REQUIRED TASK -
In the entries that follow, how many lines hold the string "frac"? Give only that number.

>> begin MATERIAL

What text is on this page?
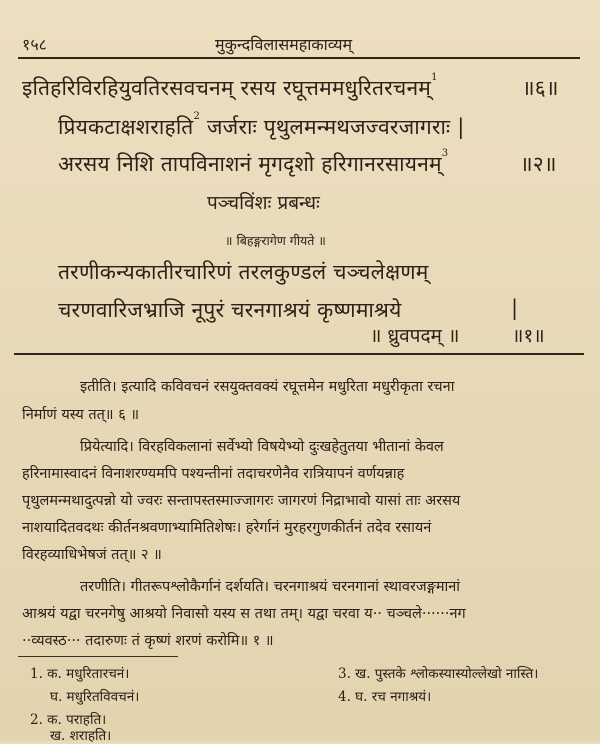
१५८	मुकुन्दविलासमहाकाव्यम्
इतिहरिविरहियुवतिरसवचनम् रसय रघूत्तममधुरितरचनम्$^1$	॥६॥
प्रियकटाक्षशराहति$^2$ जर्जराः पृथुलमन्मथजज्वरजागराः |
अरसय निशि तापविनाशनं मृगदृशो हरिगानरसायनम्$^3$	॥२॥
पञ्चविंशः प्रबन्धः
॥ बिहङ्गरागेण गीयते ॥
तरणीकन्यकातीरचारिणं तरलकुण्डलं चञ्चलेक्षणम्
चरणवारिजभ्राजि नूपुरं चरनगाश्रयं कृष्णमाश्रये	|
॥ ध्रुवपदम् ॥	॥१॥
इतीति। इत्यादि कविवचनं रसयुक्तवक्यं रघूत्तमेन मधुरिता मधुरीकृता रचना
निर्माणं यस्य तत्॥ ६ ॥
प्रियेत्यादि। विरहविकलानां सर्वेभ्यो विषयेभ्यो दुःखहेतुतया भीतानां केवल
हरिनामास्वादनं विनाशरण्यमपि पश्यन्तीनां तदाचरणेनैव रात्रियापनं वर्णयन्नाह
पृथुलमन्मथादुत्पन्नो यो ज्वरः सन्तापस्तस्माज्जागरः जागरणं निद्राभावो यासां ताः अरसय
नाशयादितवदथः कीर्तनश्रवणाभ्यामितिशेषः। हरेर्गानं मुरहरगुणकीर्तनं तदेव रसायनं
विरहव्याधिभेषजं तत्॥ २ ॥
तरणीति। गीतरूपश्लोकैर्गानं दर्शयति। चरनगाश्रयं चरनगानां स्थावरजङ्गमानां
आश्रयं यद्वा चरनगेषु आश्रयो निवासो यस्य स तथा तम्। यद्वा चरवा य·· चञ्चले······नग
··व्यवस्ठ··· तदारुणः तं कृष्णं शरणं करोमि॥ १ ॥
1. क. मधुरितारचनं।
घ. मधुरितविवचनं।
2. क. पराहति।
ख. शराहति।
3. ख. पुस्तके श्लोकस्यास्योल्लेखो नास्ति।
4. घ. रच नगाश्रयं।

>> end MATERIAL
>> begin MATERIAL

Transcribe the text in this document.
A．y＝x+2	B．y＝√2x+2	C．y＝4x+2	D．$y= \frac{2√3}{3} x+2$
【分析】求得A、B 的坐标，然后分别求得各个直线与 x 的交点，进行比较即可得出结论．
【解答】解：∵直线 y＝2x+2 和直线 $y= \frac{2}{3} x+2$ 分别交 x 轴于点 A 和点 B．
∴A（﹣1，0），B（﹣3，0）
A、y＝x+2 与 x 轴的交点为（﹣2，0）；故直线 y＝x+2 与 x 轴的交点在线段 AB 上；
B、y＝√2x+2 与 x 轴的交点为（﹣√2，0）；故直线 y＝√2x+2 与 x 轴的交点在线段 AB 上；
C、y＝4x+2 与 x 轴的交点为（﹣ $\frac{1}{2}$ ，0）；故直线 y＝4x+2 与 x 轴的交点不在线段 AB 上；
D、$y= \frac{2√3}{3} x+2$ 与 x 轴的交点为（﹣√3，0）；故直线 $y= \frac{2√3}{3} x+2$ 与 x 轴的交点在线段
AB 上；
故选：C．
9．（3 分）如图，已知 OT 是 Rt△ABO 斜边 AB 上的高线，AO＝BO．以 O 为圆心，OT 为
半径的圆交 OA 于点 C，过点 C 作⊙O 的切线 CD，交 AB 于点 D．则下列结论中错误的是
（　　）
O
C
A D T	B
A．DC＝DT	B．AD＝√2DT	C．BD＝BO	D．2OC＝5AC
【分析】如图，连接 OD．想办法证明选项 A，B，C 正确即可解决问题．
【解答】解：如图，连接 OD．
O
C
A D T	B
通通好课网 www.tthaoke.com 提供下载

>> end MATERIAL
>> begin MATERIAL

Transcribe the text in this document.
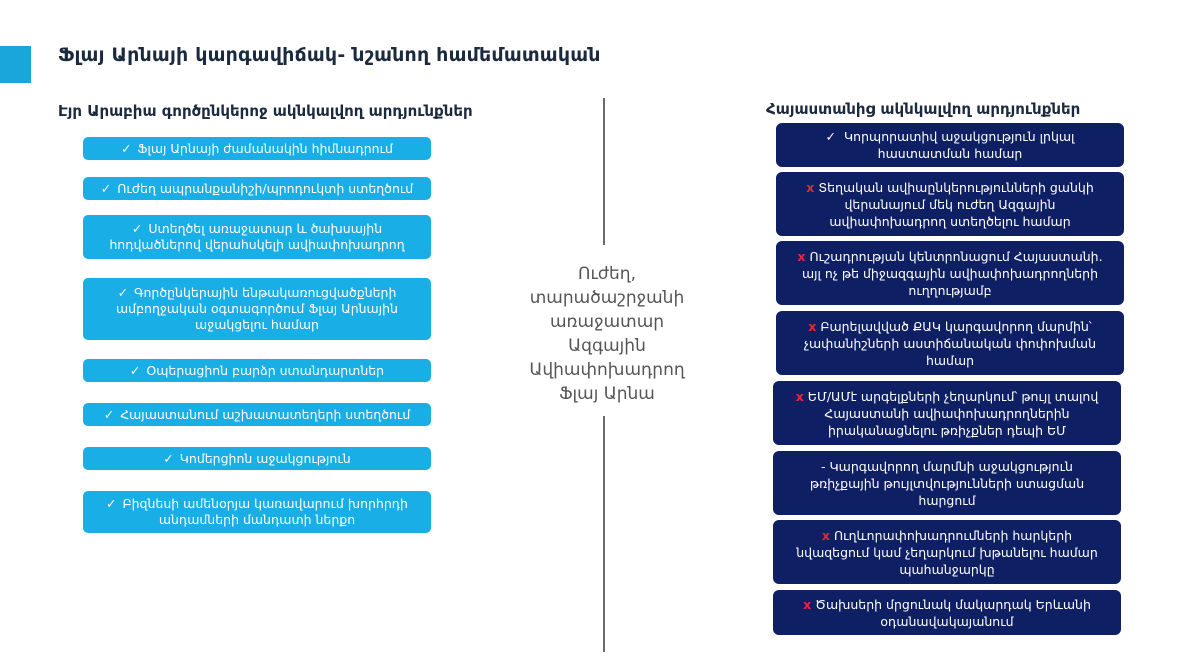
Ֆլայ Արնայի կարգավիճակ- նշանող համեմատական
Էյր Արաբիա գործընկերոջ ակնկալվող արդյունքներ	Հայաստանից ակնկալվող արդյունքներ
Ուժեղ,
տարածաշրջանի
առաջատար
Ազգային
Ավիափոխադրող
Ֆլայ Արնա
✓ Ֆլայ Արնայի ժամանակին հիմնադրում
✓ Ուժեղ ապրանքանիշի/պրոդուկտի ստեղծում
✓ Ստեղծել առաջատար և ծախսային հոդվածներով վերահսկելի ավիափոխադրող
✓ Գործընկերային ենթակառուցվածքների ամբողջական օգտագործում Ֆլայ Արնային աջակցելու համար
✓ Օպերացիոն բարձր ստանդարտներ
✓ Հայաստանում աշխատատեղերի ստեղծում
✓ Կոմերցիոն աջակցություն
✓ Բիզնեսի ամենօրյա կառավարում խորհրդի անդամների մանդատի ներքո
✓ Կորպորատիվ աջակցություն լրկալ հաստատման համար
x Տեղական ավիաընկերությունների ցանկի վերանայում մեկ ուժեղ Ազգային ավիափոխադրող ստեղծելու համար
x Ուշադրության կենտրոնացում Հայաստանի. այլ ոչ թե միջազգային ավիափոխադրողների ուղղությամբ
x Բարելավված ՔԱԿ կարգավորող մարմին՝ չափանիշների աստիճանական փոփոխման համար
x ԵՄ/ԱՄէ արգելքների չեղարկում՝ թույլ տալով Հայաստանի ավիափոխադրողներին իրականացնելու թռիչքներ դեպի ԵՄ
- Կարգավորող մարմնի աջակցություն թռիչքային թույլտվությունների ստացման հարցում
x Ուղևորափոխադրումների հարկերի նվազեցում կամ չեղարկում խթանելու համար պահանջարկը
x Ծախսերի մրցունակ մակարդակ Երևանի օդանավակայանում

>> end MATERIAL

WRITTEN REPLY -
4